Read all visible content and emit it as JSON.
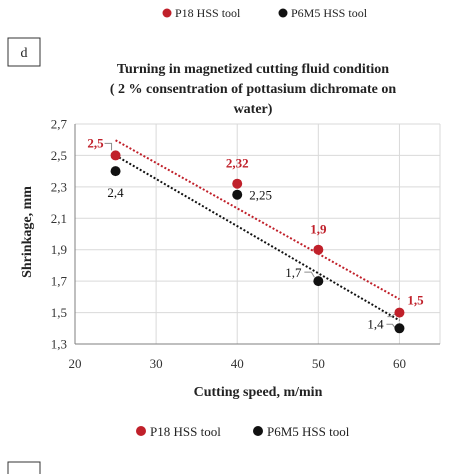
{
  "panel_label": "d",
  "top_legend": [
    "P18 HSS tool",
    "P6M5 HSS tool"
  ],
  "bottom_legend": [
    "P18 HSS tool",
    "P6M5 HSS tool"
  ],
  "colors": {
    "p18": "#c0202a",
    "p6m5": "#111111"
  },
  "chart_data": {
    "type": "scatter",
    "title_lines": [
      "Turning in magnetized cutting fluid  condition",
      "( 2 % consentration of pottasium dichromate on",
      "water)"
    ],
    "xlabel": "Cutting speed, m/min",
    "ylabel": "Shrinkage, mm",
    "xlim": [
      20,
      65
    ],
    "ylim": [
      1.3,
      2.7
    ],
    "x_ticks": [
      "20",
      "30",
      "40",
      "50",
      "60"
    ],
    "y_ticks": [
      "1,3",
      "1,5",
      "1,7",
      "1,9",
      "2,1",
      "2,3",
      "2,5",
      "2,7"
    ],
    "trendlines": "linear, dotted",
    "series": [
      {
        "name": "P18 HSS tool",
        "x": [
          25,
          40,
          50,
          60
        ],
        "y": [
          2.5,
          2.32,
          1.9,
          1.5
        ],
        "labels": [
          "2,5",
          "2,32",
          "1,9",
          "1,5"
        ]
      },
      {
        "name": "P6M5 HSS tool",
        "x": [
          25,
          40,
          50,
          60
        ],
        "y": [
          2.4,
          2.25,
          1.7,
          1.4
        ],
        "labels": [
          "2,4",
          "2,25",
          "1,7",
          "1,4"
        ]
      }
    ]
  }
}
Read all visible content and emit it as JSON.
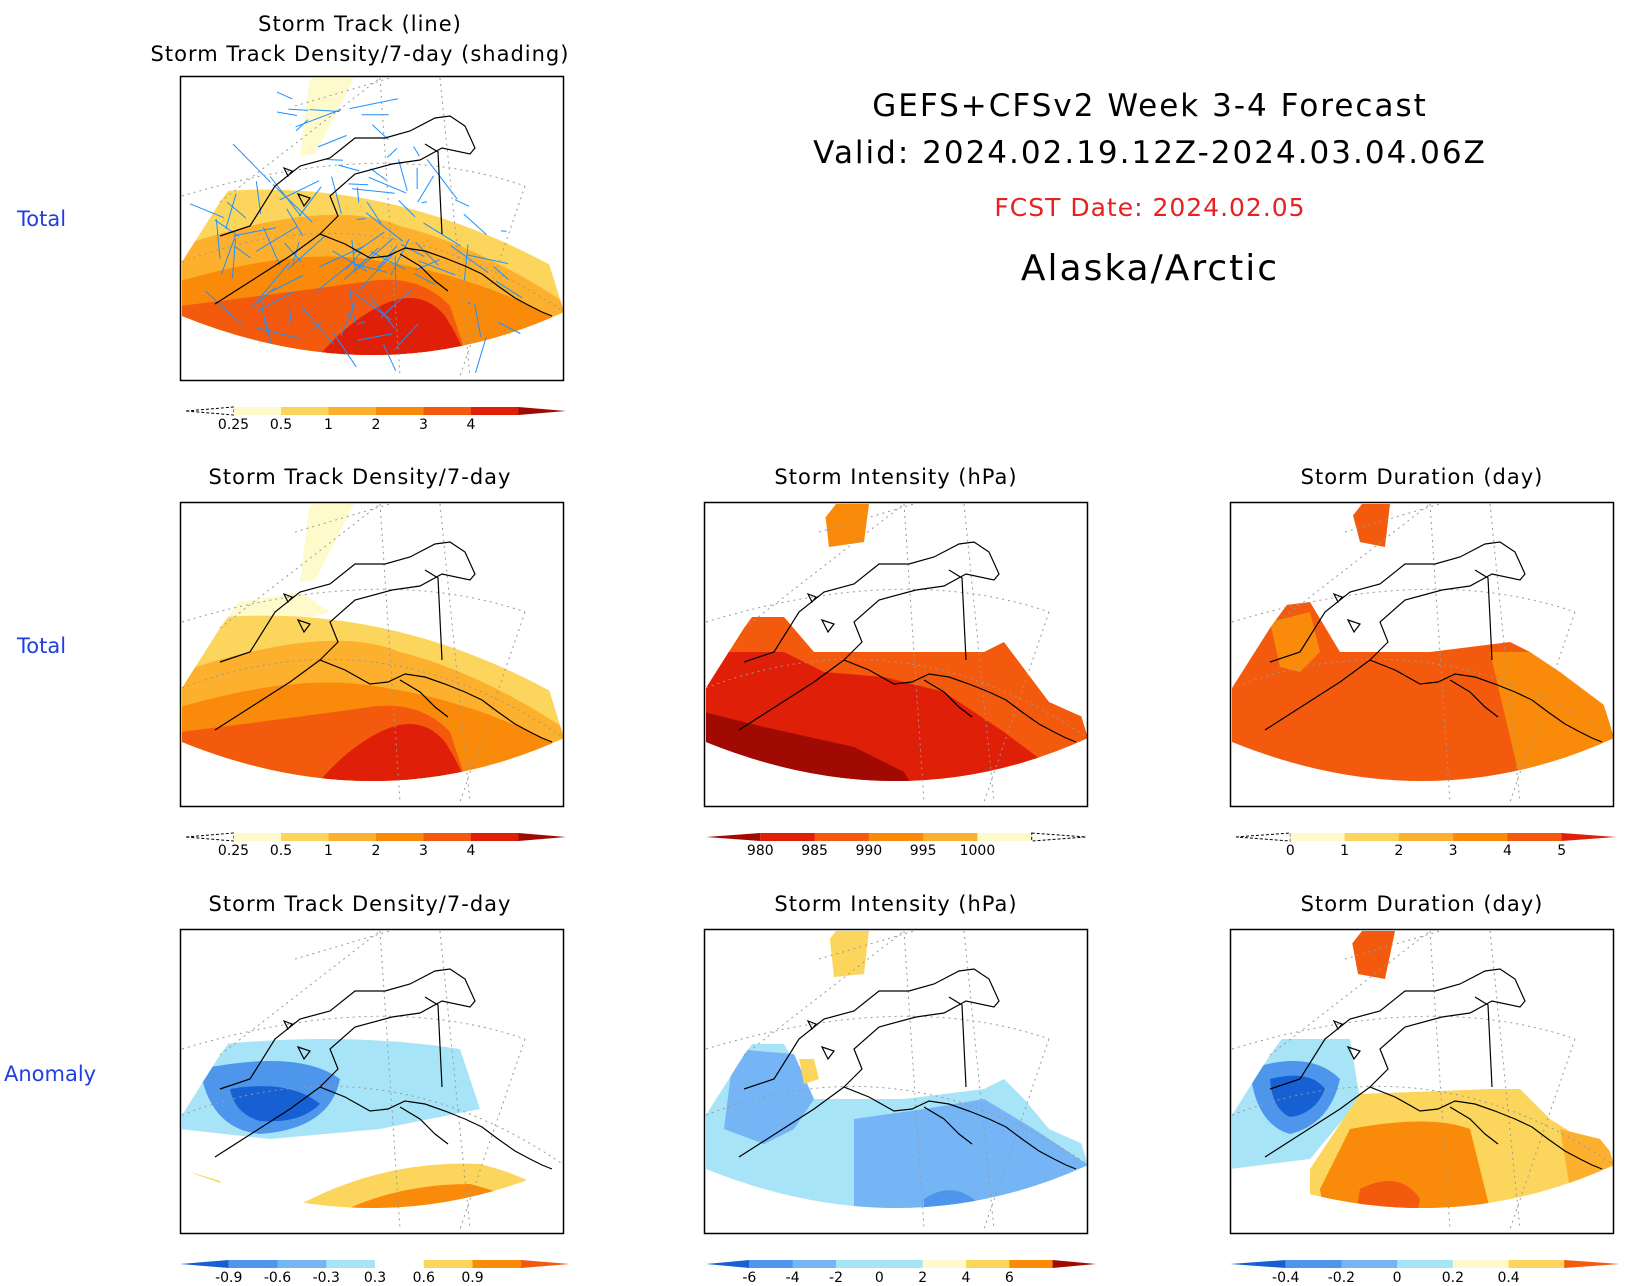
{
  "header": {
    "line1": "GEFS+CFSv2 Week 3-4 Forecast",
    "line2": "Valid: 2024.02.19.12Z-2024.03.04.06Z",
    "fcst_date": "FCST Date: 2024.02.05",
    "region": "Alaska/Arctic"
  },
  "row_labels": {
    "row1": "Total",
    "row2": "Total",
    "row3": "Anomaly"
  },
  "titles": {
    "p1_line1": "Storm Track (line)",
    "p1_line2": "Storm Track Density/7-day (shading)",
    "p2": "Storm Track Density/7-day",
    "p3": "Storm Intensity (hPa)",
    "p4": "Storm Duration (day)",
    "p5": "Storm Track Density/7-day",
    "p6": "Storm Intensity (hPa)",
    "p7": "Storm Duration (day)"
  },
  "colors": {
    "warm": [
      "#fffacc",
      "#fcd65c",
      "#fdb02e",
      "#f98a0a",
      "#f35a0e",
      "#df1f07",
      "#a00a02"
    ],
    "cool": [
      "#1660d4",
      "#4d96ec",
      "#76b5f5",
      "#a8e4f7"
    ],
    "track_line": "#1e90ff",
    "row_label": "#1f3fe0",
    "fcst_date": "#e82020"
  },
  "chart_data": [
    {
      "id": "p1",
      "type": "heatmap",
      "title": "Storm Track (line) / Storm Track Density/7-day (shading)",
      "overlay": "storm track lines",
      "colorbar_ticks": [
        "0.25",
        "0.5",
        "1",
        "2",
        "3",
        "4"
      ]
    },
    {
      "id": "p2",
      "type": "heatmap",
      "title": "Storm Track Density/7-day",
      "colorbar_ticks": [
        "0.25",
        "0.5",
        "1",
        "2",
        "3",
        "4"
      ]
    },
    {
      "id": "p3",
      "type": "heatmap",
      "title": "Storm Intensity (hPa)",
      "colorbar_ticks": [
        "980",
        "985",
        "990",
        "995",
        "1000"
      ]
    },
    {
      "id": "p4",
      "type": "heatmap",
      "title": "Storm Duration (day)",
      "colorbar_ticks": [
        "0",
        "1",
        "2",
        "3",
        "4",
        "5"
      ]
    },
    {
      "id": "p5",
      "type": "heatmap",
      "title": "Storm Track Density/7-day",
      "colorbar_ticks": [
        "-0.9",
        "-0.6",
        "-0.3",
        "0.3",
        "0.6",
        "0.9"
      ]
    },
    {
      "id": "p6",
      "type": "heatmap",
      "title": "Storm Intensity (hPa)",
      "colorbar_ticks": [
        "-6",
        "-4",
        "-2",
        "0",
        "2",
        "4",
        "6"
      ]
    },
    {
      "id": "p7",
      "type": "heatmap",
      "title": "Storm Duration (day)",
      "colorbar_ticks": [
        "-0.4",
        "-0.2",
        "0",
        "0.2",
        "0.4"
      ]
    }
  ]
}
---
** Goal **
Copy the records exactly as they appear, excluding images.

** Worked answer **
Read all visible content and emit it as JSON.
{
  "panel_label": "d",
  "top_legend": [
    "P18 HSS tool",
    "P6M5 HSS tool"
  ],
  "bottom_legend": [
    "P18 HSS tool",
    "P6M5 HSS tool"
  ],
  "colors": {
    "p18": "#c0202a",
    "p6m5": "#111111"
  },
  "chart_data": {
    "type": "scatter",
    "title_lines": [
      "Turning in magnetized cutting fluid  condition",
      "( 2 % consentration of pottasium dichromate on",
      "water)"
    ],
    "xlabel": "Cutting speed, m/min",
    "ylabel": "Shrinkage, mm",
    "xlim": [
      20,
      65
    ],
    "ylim": [
      1.3,
      2.7
    ],
    "x_ticks": [
      "20",
      "30",
      "40",
      "50",
      "60"
    ],
    "y_ticks": [
      "1,3",
      "1,5",
      "1,7",
      "1,9",
      "2,1",
      "2,3",
      "2,5",
      "2,7"
    ],
    "trendlines": "linear, dotted",
    "series": [
      {
        "name": "P18 HSS tool",
        "x": [
          25,
          40,
          50,
          60
        ],
        "y": [
          2.5,
          2.32,
          1.9,
          1.5
        ],
        "labels": [
          "2,5",
          "2,32",
          "1,9",
          "1,5"
        ]
      },
      {
        "name": "P6M5 HSS tool",
        "x": [
          25,
          40,
          50,
          60
        ],
        "y": [
          2.4,
          2.25,
          1.7,
          1.4
        ],
        "labels": [
          "2,4",
          "2,25",
          "1,7",
          "1,4"
        ]
      }
    ]
  }
}
Read all visible content and emit it as JSON.
{
  "header": {
    "line1": "GEFS+CFSv2 Week 3-4 Forecast",
    "line2": "Valid: 2024.02.19.12Z-2024.03.04.06Z",
    "fcst_date": "FCST Date: 2024.02.05",
    "region": "Alaska/Arctic"
  },
  "row_labels": {
    "row1": "Total",
    "row2": "Total",
    "row3": "Anomaly"
  },
  "titles": {
    "p1_line1": "Storm Track (line)",
    "p1_line2": "Storm Track Density/7-day (shading)",
    "p2": "Storm Track Density/7-day",
    "p3": "Storm Intensity (hPa)",
    "p4": "Storm Duration (day)",
    "p5": "Storm Track Density/7-day",
    "p6": "Storm Intensity (hPa)",
    "p7": "Storm Duration (day)"
  },
  "colors": {
    "warm": [
      "#fffacc",
      "#fcd65c",
      "#fdb02e",
      "#f98a0a",
      "#f35a0e",
      "#df1f07",
      "#a00a02"
    ],
    "cool": [
      "#1660d4",
      "#4d96ec",
      "#76b5f5",
      "#a8e4f7"
    ],
    "track_line": "#1e90ff",
    "row_label": "#1f3fe0",
    "fcst_date": "#e82020"
  },
  "chart_data": [
    {
      "id": "p1",
      "type": "heatmap",
      "title": "Storm Track (line) / Storm Track Density/7-day (shading)",
      "overlay": "storm track lines",
      "colorbar_ticks": [
        "0.25",
        "0.5",
        "1",
        "2",
        "3",
        "4"
      ]
    },
    {
      "id": "p2",
      "type": "heatmap",
      "title": "Storm Track Density/7-day",
      "colorbar_ticks": [
        "0.25",
        "0.5",
        "1",
        "2",
        "3",
        "4"
      ]
    },
    {
      "id": "p3",
      "type": "heatmap",
      "title": "Storm Intensity (hPa)",
      "colorbar_ticks": [
        "980",
        "985",
        "990",
        "995",
        "1000"
      ]
    },
    {
      "id": "p4",
      "type": "heatmap",
      "title": "Storm Duration (day)",
      "colorbar_ticks": [
        "0",
        "1",
        "2",
        "3",
        "4",
        "5"
      ]
    },
    {
      "id": "p5",
      "type": "heatmap",
      "title": "Storm Track Density/7-day",
      "colorbar_ticks": [
        "-0.9",
        "-0.6",
        "-0.3",
        "0.3",
        "0.6",
        "0.9"
      ]
    },
    {
      "id": "p6",
      "type": "heatmap",
      "title": "Storm Intensity (hPa)",
      "colorbar_ticks": [
        "-6",
        "-4",
        "-2",
        "0",
        "2",
        "4",
        "6"
      ]
    },
    {
      "id": "p7",
      "type": "heatmap",
      "title": "Storm Duration (day)",
      "colorbar_ticks": [
        "-0.4",
        "-0.2",
        "0",
        "0.2",
        "0.4"
      ]
    }
  ]
}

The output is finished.